[start]
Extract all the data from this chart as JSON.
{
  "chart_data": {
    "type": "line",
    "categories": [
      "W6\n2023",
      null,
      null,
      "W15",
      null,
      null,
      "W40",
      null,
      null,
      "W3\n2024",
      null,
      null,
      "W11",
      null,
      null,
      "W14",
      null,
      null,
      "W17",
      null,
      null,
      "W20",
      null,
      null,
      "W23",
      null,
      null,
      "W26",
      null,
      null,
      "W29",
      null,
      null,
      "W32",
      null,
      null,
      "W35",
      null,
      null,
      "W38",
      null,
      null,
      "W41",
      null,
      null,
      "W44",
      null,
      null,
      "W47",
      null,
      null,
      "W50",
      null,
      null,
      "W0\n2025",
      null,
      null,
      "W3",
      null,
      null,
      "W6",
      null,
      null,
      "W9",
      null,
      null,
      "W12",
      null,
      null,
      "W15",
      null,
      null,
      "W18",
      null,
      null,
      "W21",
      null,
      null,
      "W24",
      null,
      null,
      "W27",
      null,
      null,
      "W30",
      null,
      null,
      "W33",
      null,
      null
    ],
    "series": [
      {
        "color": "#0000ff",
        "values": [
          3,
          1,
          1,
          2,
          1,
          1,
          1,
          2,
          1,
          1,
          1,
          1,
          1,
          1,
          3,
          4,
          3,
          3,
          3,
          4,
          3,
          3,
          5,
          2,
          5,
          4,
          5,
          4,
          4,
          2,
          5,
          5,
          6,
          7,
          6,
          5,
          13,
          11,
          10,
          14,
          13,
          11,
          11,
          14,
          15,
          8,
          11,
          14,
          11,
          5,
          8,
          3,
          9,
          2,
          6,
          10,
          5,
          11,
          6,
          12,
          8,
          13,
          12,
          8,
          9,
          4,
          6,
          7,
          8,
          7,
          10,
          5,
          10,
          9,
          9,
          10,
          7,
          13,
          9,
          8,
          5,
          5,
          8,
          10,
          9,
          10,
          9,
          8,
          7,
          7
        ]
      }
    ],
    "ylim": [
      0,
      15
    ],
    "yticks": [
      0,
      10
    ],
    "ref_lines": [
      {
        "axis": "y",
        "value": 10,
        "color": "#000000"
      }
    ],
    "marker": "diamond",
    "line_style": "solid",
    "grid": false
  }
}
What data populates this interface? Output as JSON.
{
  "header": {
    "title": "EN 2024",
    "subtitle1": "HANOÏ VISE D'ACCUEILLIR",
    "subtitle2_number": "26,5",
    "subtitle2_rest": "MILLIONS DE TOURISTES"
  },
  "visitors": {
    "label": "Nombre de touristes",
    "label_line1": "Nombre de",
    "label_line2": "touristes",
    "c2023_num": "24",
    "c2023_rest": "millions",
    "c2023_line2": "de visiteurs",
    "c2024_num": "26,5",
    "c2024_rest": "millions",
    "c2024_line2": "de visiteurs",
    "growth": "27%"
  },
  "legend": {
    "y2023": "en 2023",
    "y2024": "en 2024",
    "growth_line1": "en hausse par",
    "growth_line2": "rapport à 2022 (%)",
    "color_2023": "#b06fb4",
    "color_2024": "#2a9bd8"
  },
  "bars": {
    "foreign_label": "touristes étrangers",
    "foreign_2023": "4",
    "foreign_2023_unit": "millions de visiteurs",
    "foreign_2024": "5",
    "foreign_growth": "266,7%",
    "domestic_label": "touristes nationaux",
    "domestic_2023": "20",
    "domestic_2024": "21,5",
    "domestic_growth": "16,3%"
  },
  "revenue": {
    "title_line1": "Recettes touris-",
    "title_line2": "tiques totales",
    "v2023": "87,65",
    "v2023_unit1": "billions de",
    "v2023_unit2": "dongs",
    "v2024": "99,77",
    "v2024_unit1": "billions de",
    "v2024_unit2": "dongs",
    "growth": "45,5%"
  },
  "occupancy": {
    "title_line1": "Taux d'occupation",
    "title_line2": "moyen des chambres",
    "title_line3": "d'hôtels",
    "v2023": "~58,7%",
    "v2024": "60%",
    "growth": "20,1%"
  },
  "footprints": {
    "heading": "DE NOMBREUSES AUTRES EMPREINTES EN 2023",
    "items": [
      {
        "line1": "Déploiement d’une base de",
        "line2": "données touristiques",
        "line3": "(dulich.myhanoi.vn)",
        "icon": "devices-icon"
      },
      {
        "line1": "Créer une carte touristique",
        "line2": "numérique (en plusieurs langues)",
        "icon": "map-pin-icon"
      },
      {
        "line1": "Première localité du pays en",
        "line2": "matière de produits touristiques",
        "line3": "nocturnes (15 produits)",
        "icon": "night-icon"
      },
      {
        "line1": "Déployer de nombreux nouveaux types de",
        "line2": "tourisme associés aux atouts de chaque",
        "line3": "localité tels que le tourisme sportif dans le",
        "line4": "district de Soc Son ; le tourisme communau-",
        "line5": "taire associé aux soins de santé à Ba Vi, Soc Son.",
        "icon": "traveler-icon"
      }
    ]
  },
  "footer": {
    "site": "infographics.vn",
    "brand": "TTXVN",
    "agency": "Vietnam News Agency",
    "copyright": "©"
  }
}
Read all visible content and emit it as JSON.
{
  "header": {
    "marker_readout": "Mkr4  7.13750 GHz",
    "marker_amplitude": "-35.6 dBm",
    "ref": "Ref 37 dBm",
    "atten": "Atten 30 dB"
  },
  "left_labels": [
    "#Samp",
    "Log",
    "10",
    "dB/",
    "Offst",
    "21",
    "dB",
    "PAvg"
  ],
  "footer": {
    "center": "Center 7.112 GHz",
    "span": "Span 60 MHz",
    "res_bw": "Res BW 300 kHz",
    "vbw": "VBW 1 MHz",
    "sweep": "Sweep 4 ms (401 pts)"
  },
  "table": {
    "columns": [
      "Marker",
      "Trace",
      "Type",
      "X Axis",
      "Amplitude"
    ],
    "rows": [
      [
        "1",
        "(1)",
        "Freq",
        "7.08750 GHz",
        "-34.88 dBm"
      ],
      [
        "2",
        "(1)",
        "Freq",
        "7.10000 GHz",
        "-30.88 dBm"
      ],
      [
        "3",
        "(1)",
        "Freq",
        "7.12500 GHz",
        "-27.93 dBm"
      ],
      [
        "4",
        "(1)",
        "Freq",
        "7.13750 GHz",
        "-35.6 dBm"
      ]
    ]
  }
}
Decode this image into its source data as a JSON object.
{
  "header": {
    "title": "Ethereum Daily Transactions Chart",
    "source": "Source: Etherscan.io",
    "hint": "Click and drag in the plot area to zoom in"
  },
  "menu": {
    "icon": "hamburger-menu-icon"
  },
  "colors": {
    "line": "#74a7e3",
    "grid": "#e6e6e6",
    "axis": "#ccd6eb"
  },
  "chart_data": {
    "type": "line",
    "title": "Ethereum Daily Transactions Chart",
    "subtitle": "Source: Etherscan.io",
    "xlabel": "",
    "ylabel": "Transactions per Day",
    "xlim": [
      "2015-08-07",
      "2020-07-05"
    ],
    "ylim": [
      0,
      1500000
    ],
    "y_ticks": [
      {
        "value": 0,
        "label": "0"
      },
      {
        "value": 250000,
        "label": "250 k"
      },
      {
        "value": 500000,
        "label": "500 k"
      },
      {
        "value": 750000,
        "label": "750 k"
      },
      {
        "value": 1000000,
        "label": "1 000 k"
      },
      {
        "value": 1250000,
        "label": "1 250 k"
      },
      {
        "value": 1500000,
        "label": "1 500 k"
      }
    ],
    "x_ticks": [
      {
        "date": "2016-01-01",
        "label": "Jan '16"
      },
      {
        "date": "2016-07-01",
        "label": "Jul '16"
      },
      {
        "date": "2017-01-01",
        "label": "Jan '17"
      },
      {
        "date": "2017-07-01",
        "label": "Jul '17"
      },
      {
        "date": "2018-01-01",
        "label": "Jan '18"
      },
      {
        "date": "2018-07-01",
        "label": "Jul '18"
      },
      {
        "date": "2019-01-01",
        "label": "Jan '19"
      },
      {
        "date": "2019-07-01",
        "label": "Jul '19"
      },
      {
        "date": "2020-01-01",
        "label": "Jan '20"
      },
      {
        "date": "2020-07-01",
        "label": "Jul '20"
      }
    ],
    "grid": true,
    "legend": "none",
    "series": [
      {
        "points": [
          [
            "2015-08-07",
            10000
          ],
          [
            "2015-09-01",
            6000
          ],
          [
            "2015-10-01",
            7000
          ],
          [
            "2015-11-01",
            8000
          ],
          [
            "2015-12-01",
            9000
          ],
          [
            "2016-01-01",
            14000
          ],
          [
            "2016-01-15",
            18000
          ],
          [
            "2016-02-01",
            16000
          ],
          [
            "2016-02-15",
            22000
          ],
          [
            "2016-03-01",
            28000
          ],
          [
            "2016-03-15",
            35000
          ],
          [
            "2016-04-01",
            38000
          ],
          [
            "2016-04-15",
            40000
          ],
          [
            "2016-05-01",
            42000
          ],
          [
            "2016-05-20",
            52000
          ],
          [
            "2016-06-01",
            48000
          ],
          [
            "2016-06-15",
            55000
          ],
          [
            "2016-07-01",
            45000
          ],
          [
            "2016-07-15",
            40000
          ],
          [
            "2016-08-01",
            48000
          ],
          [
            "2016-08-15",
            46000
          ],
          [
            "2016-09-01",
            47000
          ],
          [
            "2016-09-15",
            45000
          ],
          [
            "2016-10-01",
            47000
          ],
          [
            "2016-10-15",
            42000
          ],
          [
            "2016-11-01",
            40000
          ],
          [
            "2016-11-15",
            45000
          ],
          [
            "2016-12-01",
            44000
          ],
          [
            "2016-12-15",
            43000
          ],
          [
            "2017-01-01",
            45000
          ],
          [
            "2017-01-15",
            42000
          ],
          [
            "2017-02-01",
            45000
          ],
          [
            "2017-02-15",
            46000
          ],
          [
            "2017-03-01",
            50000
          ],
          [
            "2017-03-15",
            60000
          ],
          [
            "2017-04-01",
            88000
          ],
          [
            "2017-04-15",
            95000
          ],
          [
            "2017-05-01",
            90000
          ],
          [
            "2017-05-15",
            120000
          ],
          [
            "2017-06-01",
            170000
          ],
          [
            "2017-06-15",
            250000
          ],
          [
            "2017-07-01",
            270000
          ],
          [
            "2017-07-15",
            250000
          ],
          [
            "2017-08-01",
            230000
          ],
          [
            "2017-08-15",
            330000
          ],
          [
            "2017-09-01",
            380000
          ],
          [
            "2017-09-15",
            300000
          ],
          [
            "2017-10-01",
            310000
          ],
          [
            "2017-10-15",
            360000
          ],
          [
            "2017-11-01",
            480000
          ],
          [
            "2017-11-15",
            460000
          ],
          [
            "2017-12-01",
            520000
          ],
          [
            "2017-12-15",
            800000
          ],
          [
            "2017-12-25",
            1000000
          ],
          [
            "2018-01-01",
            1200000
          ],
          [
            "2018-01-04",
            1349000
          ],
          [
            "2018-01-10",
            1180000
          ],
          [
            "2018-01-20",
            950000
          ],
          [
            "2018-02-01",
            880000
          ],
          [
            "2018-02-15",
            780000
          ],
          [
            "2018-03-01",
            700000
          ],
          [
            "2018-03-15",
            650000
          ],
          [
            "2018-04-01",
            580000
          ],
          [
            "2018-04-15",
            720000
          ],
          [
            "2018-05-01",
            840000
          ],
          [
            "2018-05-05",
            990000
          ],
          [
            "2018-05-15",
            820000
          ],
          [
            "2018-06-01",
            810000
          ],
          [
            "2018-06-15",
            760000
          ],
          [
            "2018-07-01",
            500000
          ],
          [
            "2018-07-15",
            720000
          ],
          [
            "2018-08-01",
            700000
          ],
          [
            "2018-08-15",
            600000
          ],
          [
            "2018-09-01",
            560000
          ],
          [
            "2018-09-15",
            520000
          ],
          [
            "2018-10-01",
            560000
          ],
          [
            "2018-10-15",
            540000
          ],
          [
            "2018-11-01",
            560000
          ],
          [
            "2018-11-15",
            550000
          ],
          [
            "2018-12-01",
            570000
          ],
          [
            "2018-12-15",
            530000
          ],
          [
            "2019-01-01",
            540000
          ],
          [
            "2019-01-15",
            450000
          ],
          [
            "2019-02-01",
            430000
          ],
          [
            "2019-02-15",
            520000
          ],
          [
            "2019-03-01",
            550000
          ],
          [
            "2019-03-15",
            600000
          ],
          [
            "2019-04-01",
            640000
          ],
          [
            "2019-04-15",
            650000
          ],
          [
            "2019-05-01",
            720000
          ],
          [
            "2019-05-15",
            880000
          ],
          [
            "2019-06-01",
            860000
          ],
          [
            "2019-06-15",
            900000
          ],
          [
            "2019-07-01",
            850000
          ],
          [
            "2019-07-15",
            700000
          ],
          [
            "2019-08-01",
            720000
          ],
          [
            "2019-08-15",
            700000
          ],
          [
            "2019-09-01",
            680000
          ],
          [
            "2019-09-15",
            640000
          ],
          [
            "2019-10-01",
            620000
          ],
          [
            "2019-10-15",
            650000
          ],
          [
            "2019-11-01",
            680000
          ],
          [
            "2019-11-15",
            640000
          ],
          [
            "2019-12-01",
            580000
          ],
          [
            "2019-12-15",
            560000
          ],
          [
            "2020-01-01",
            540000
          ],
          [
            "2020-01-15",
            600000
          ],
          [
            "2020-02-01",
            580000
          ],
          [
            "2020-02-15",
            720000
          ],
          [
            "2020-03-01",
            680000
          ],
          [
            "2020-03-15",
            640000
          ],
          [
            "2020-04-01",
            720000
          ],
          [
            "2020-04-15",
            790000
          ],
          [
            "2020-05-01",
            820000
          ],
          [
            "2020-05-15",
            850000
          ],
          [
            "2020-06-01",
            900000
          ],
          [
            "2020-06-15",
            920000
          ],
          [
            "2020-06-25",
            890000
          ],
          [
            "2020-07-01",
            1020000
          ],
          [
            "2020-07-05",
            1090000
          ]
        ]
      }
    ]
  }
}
[end]
The exercise:
Extract, from the material above, each line holding the word "localité".

Written solution:
        "line1": "Première localité du pays en",
        "line3": "localité tels que le tourisme sportif dans le",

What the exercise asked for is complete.